**Job**
Copy every line from the data below in which the string "back" can be found.

**Record excerpts**
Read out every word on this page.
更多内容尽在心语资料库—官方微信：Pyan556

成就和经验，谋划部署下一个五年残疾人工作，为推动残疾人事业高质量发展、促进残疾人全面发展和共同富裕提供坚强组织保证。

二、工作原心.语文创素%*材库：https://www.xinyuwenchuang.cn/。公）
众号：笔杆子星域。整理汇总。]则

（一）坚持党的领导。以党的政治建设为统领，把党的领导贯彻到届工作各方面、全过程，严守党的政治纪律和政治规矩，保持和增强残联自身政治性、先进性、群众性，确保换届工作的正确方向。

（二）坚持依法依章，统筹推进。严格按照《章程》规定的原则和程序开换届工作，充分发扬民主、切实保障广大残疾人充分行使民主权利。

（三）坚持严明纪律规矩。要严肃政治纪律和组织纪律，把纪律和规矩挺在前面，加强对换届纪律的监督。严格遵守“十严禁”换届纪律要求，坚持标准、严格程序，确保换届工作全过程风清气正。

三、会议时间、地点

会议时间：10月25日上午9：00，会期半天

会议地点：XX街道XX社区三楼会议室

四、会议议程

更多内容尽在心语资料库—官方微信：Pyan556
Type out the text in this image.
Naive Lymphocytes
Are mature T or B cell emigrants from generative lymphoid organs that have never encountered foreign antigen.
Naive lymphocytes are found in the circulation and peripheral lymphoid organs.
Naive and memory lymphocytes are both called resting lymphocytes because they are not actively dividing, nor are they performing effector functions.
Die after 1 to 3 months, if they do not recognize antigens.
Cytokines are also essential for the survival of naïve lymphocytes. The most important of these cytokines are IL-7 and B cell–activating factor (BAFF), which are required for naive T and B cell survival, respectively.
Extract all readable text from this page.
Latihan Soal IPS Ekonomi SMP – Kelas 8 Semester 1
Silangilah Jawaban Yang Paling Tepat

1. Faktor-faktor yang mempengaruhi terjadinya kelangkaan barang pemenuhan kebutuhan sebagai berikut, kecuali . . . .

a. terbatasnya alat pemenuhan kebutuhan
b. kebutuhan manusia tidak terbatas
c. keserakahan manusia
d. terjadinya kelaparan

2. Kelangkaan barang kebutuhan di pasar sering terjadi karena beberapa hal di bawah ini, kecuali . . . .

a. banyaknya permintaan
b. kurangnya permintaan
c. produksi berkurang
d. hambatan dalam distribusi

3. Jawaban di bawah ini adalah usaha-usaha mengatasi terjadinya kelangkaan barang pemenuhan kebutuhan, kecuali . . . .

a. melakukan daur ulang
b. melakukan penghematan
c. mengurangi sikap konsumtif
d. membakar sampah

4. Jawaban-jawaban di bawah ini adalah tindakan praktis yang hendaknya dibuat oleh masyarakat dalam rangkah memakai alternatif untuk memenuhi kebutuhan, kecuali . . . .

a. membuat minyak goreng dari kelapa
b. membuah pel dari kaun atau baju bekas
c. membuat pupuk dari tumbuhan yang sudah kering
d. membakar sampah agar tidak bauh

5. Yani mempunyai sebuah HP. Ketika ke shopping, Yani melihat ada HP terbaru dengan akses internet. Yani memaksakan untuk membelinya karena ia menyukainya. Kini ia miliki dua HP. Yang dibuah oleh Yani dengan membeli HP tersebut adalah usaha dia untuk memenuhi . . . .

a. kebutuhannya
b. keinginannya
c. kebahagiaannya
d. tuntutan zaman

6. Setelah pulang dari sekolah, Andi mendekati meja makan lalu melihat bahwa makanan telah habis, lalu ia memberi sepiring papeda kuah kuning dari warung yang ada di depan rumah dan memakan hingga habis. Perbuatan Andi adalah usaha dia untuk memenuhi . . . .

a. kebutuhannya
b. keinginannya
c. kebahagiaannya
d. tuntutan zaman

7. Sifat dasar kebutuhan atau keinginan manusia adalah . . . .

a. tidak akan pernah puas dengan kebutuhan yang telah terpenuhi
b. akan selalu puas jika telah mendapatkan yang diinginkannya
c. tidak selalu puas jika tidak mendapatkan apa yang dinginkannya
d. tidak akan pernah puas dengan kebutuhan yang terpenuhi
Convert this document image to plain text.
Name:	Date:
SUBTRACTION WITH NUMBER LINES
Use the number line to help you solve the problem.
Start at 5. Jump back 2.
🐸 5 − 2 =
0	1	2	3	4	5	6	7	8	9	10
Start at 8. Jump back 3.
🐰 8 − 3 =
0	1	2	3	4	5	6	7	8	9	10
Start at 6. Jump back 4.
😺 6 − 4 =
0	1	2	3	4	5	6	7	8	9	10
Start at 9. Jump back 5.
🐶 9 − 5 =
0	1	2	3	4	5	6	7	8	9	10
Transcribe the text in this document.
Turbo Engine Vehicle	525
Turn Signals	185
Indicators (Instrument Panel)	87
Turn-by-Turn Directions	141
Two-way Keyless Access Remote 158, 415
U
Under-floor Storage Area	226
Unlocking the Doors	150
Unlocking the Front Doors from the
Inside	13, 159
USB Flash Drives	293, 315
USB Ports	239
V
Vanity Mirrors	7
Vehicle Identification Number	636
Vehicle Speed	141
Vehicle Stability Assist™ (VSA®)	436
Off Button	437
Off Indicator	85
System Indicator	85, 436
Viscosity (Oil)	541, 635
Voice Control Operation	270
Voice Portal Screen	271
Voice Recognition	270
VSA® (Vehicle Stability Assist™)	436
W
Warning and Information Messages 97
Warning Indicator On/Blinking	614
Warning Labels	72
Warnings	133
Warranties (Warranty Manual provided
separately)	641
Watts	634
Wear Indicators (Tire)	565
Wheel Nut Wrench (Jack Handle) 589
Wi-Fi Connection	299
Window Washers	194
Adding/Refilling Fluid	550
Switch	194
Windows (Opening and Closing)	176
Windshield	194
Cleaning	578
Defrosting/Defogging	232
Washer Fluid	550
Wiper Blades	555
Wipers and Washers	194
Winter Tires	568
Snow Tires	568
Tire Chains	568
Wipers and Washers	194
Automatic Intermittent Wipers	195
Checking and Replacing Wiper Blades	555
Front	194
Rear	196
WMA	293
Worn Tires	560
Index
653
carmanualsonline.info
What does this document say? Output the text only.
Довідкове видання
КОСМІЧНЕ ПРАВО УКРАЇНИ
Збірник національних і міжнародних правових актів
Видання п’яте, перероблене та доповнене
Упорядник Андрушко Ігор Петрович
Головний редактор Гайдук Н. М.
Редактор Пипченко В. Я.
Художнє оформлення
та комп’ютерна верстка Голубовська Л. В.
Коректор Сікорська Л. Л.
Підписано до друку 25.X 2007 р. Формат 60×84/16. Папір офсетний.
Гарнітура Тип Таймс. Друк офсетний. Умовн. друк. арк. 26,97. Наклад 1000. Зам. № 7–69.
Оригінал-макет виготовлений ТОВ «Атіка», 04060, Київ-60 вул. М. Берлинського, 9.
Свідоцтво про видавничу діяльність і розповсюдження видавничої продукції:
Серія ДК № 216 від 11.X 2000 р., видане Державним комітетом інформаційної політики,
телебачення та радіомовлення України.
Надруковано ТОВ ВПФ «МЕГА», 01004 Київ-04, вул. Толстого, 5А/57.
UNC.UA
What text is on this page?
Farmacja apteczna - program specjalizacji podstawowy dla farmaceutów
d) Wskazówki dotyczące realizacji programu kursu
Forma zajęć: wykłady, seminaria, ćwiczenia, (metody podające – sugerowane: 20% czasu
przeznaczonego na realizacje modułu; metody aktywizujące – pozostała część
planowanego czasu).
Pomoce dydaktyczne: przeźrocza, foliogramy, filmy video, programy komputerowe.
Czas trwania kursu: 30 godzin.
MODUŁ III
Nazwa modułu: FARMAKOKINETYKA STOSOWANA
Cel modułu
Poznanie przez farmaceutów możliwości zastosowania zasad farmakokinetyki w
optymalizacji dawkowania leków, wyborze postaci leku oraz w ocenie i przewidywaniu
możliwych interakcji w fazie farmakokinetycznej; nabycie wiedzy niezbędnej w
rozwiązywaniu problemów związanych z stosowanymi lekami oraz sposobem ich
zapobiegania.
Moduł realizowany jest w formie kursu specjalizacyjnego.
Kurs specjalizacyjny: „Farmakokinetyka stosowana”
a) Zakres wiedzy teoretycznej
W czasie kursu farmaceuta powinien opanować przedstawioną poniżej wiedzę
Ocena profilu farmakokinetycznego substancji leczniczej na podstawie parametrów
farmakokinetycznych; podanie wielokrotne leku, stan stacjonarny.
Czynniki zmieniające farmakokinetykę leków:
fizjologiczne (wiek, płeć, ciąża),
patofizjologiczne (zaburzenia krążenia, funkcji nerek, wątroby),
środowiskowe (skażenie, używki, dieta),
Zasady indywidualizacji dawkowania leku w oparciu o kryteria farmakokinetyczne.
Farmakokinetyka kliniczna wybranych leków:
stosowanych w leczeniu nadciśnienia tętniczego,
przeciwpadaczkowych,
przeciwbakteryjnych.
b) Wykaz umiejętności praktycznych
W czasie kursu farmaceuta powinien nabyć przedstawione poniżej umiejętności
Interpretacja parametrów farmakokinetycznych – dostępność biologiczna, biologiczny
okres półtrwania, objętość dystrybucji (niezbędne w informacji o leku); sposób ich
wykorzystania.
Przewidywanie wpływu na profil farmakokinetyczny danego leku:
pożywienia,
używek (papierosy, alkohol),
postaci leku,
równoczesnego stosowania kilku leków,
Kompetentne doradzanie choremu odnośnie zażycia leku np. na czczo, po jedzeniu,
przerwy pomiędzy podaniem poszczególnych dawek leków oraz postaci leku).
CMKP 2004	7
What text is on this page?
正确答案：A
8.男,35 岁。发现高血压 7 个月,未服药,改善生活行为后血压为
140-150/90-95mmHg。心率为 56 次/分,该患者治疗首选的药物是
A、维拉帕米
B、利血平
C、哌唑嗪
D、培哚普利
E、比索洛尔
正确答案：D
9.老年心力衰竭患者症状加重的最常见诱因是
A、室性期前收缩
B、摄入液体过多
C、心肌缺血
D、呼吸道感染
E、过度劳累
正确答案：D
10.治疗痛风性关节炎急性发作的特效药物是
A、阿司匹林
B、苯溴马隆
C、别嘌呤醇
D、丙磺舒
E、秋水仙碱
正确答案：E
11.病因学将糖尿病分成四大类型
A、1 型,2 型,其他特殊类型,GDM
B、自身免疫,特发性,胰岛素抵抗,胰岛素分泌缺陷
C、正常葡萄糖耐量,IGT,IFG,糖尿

**Solution for this problem**
Start at 5. Jump back 2.
Start at 8. Jump back 3.
Start at 6. Jump back 4.
Start at 9. Jump back 5.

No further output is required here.